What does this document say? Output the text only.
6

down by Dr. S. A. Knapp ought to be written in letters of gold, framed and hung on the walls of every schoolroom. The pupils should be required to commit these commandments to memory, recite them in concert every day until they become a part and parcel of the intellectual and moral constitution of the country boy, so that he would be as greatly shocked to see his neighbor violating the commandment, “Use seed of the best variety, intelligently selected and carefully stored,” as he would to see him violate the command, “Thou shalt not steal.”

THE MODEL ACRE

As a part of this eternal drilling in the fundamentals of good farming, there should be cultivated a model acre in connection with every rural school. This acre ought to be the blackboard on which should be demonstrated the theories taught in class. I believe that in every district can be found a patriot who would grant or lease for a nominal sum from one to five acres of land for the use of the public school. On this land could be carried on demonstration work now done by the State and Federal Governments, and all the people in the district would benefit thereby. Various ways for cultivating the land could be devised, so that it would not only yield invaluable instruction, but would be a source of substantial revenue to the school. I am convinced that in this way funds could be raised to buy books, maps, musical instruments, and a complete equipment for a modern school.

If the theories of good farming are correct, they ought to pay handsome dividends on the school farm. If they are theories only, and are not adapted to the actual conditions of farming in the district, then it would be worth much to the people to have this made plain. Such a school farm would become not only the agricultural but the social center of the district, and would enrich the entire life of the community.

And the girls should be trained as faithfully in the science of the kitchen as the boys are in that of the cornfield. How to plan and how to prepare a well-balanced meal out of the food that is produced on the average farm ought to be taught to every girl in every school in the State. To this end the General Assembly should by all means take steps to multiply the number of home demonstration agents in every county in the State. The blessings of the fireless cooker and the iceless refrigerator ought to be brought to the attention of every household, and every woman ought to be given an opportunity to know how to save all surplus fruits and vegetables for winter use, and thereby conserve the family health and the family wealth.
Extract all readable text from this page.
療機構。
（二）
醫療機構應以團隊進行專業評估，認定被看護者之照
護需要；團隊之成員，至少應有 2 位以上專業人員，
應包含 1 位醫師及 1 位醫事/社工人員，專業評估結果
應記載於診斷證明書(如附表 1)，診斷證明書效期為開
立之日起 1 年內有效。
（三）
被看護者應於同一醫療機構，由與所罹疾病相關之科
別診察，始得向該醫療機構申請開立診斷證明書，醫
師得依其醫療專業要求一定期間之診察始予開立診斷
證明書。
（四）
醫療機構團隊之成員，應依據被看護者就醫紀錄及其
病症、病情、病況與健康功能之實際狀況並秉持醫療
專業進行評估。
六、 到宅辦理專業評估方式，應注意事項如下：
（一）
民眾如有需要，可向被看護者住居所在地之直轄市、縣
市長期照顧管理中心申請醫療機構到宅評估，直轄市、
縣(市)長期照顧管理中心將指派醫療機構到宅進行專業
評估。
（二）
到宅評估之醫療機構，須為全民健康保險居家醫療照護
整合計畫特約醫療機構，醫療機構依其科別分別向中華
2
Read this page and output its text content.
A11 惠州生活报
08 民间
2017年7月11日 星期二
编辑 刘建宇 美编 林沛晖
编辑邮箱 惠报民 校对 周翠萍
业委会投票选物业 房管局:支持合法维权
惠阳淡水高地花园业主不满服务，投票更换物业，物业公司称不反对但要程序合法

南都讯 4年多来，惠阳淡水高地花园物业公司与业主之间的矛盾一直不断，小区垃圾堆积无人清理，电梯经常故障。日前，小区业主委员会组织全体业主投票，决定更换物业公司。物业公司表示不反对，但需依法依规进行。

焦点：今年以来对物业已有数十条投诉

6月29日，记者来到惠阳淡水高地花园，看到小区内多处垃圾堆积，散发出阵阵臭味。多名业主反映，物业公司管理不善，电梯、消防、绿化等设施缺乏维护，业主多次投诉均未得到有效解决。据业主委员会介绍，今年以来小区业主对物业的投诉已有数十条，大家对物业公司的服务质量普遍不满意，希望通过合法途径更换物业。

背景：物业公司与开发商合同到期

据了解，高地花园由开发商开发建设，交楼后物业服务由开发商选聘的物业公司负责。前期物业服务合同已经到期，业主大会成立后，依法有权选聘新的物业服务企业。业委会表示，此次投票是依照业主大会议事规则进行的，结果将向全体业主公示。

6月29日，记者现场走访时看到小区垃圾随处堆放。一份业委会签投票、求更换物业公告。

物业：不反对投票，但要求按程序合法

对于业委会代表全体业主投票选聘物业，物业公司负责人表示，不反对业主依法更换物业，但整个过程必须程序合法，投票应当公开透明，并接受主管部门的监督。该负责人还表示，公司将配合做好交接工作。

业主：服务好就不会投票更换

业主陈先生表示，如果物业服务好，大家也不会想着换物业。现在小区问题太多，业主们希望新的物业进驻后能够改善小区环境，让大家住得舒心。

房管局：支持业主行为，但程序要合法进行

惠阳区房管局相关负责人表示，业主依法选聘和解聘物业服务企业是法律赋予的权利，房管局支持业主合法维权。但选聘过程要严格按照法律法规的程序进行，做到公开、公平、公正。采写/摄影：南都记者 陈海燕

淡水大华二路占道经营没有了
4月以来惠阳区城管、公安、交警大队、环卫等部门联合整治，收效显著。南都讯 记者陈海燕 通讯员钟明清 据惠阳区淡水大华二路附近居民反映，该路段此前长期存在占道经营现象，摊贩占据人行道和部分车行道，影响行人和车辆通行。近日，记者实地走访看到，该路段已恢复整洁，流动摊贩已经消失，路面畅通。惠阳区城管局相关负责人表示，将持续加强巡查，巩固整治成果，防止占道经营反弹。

▸ Stated goal: Set down, unchanged, the line that contains "Read this page and output its text content." together with every later line in the records, through the last one.

▸ Response to the task:
Read this page and output its text content.
A11 惠州生活报
08 民间
2017年7月11日 星期二
编辑 刘建宇 美编 林沛晖
编辑邮箱 惠报民 校对 周翠萍
业委会投票选物业 房管局:支持合法维权
惠阳淡水高地花园业主不满服务，投票更换物业，物业公司称不反对但要程序合法

南都讯 4年多来，惠阳淡水高地花园物业公司与业主之间的矛盾一直不断，小区垃圾堆积无人清理，电梯经常故障。日前，小区业主委员会组织全体业主投票，决定更换物业公司。物业公司表示不反对，但需依法依规进行。

焦点：今年以来对物业已有数十条投诉

6月29日，记者来到惠阳淡水高地花园，看到小区内多处垃圾堆积，散发出阵阵臭味。多名业主反映，物业公司管理不善，电梯、消防、绿化等设施缺乏维护，业主多次投诉均未得到有效解决。据业主委员会介绍，今年以来小区业主对物业的投诉已有数十条，大家对物业公司的服务质量普遍不满意，希望通过合法途径更换物业。

背景：物业公司与开发商合同到期

据了解，高地花园由开发商开发建设，交楼后物业服务由开发商选聘的物业公司负责。前期物业服务合同已经到期，业主大会成立后，依法有权选聘新的物业服务企业。业委会表示，此次投票是依照业主大会议事规则进行的，结果将向全体业主公示。

6月29日，记者现场走访时看到小区垃圾随处堆放。一份业委会签投票、求更换物业公告。

物业：不反对投票，但要求按程序合法

对于业委会代表全体业主投票选聘物业，物业公司负责人表示，不反对业主依法更换物业，但整个过程必须程序合法，投票应当公开透明，并接受主管部门的监督。该负责人还表示，公司将配合做好交接工作。

业主：服务好就不会投票更换

业主陈先生表示，如果物业服务好，大家也不会想着换物业。现在小区问题太多，业主们希望新的物业进驻后能够改善小区环境，让大家住得舒心。

房管局：支持业主行为，但程序要合法进行

惠阳区房管局相关负责人表示，业主依法选聘和解聘物业服务企业是法律赋予的权利，房管局支持业主合法维权。但选聘过程要严格按照法律法规的程序进行，做到公开、公平、公正。采写/摄影：南都记者 陈海燕

淡水大华二路占道经营没有了
4月以来惠阳区城管、公安、交警大队、环卫等部门联合整治，收效显著。南都讯 记者陈海燕 通讯员钟明清 据惠阳区淡水大华二路附近居民反映，该路段此前长期存在占道经营现象，摊贩占据人行道和部分车行道，影响行人和车辆通行。近日，记者实地走访看到，该路段已恢复整洁，流动摊贩已经消失，路面畅通。惠阳区城管局相关负责人表示，将持续加强巡查，巩固整治成果，防止占道经营反弹。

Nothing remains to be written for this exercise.